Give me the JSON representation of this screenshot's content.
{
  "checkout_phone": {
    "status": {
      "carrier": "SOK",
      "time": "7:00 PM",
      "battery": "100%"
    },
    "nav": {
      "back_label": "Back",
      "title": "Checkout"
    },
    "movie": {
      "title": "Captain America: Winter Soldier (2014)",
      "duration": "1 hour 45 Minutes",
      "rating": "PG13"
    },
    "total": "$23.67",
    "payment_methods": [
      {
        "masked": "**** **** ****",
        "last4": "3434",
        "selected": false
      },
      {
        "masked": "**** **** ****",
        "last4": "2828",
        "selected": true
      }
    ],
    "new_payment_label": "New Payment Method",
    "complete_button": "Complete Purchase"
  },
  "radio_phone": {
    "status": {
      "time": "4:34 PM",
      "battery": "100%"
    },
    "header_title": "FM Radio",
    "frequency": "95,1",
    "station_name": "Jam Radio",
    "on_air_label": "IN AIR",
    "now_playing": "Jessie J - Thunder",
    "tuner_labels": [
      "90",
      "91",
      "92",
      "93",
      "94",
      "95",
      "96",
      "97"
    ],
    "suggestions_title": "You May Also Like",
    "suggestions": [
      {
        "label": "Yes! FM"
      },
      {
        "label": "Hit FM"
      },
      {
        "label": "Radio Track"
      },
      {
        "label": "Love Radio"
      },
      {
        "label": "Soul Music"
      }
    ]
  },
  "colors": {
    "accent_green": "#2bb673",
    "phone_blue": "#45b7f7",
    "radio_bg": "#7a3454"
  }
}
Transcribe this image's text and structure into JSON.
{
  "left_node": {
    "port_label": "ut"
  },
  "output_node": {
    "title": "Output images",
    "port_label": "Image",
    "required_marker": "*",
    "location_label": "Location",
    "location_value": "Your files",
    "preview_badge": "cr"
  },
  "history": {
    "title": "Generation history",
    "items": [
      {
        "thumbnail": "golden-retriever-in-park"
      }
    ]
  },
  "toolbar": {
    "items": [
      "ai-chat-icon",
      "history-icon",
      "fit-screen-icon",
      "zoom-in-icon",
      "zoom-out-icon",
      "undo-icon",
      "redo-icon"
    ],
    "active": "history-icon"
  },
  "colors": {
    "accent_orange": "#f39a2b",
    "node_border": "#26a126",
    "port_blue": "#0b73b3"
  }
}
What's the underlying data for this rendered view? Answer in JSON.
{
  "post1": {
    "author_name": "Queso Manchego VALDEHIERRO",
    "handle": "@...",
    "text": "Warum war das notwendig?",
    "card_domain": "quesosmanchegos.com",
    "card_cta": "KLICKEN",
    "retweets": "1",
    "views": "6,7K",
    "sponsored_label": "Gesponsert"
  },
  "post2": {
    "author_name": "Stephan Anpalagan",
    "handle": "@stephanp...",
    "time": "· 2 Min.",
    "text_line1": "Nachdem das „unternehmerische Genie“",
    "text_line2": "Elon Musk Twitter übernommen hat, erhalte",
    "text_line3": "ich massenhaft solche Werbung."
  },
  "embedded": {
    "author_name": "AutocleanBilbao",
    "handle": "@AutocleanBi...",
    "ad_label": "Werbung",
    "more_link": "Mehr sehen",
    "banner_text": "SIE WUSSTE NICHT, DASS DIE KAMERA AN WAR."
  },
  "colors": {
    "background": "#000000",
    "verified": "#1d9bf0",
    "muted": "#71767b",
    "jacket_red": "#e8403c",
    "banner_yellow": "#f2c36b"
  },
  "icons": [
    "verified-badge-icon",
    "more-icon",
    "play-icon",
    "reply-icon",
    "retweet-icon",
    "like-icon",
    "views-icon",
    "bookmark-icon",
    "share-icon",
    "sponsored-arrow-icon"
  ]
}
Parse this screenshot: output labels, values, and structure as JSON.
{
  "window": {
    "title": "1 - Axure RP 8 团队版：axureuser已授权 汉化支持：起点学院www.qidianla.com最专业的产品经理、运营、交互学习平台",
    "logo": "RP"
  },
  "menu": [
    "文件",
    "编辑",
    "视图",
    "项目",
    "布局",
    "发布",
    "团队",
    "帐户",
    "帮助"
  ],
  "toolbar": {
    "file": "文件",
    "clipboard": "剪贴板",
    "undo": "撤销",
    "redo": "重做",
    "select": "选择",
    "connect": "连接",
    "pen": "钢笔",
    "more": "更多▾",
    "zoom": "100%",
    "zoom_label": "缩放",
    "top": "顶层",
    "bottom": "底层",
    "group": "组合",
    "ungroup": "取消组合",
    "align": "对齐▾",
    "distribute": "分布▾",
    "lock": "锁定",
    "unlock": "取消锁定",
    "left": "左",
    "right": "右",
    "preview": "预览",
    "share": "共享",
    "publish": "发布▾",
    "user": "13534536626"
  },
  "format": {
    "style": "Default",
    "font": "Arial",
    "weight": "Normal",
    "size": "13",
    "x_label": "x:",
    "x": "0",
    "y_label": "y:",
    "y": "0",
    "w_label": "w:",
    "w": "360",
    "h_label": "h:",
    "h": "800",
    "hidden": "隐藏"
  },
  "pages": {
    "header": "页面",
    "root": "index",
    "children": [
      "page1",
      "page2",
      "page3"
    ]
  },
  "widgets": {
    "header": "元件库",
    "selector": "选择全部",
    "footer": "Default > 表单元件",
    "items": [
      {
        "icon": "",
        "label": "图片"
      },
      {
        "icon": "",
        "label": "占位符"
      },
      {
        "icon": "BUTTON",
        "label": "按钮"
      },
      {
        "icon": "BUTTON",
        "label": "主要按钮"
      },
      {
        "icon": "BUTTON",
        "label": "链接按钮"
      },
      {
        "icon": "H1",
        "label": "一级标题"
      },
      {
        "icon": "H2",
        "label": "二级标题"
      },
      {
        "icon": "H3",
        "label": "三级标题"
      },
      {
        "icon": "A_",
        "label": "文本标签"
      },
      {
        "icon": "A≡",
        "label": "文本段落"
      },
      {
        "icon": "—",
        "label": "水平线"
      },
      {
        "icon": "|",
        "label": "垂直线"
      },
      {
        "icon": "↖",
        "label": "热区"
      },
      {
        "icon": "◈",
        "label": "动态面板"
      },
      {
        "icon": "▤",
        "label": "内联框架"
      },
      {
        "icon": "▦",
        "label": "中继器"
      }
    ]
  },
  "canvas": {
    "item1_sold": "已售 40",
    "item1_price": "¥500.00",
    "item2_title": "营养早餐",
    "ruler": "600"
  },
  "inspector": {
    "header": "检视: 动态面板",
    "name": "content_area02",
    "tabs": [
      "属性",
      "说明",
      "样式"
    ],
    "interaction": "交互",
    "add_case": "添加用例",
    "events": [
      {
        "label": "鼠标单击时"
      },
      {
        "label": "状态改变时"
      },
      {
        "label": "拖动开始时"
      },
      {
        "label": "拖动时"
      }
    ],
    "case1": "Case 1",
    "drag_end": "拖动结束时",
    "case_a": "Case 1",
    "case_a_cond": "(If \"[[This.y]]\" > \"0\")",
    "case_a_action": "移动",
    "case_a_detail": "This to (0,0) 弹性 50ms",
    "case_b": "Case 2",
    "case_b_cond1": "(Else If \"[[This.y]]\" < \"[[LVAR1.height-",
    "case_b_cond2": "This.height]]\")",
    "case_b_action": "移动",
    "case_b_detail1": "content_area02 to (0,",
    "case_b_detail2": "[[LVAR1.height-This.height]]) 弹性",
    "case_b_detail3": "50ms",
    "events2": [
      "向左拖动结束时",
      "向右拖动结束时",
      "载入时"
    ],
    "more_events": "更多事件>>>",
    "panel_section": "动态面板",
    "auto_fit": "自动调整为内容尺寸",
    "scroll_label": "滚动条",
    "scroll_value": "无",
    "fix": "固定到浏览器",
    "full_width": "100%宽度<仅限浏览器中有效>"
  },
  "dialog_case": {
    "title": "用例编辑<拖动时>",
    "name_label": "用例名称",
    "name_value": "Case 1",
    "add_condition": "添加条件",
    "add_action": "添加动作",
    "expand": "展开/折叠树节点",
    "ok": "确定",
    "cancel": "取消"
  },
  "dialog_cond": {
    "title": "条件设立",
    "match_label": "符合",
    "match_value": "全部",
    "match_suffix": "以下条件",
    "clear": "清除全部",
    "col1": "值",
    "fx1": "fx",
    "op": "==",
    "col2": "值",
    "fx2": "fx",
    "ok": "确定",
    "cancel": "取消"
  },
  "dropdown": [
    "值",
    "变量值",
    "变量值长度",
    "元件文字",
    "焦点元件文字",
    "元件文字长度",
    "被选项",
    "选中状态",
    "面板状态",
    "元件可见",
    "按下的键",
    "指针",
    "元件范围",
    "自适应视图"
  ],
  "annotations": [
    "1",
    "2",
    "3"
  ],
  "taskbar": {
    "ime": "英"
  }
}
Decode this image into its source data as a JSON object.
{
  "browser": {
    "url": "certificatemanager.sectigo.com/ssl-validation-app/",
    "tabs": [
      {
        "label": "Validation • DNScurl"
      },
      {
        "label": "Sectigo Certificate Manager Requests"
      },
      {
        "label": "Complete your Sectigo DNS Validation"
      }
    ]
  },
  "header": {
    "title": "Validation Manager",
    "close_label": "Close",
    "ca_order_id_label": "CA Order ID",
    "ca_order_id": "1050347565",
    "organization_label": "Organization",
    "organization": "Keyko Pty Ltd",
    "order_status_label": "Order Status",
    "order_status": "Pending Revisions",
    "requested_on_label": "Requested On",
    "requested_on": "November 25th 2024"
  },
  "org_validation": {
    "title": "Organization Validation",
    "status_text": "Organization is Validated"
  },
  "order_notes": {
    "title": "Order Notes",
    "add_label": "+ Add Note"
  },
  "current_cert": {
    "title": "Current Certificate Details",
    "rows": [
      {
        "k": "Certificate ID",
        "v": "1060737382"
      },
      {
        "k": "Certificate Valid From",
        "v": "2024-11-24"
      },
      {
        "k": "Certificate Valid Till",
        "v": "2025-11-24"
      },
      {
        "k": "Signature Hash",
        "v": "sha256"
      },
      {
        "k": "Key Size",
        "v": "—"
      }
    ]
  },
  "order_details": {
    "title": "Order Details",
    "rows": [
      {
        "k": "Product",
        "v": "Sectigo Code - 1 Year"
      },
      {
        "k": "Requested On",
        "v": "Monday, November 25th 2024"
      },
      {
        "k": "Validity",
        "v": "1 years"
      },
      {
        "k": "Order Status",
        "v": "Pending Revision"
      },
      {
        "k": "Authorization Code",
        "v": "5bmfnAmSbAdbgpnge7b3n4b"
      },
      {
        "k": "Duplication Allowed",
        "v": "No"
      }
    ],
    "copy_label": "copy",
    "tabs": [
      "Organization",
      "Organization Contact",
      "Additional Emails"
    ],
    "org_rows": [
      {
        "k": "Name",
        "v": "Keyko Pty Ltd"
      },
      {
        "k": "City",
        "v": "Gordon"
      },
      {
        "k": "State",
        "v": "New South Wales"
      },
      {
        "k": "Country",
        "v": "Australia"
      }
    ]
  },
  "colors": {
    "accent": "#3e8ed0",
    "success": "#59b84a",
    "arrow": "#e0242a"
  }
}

Exercise objective: Extract all lines from the data in which "verified" is found.

Written response:
    "verified": "#1d9bf0",
    "verified-badge-icon",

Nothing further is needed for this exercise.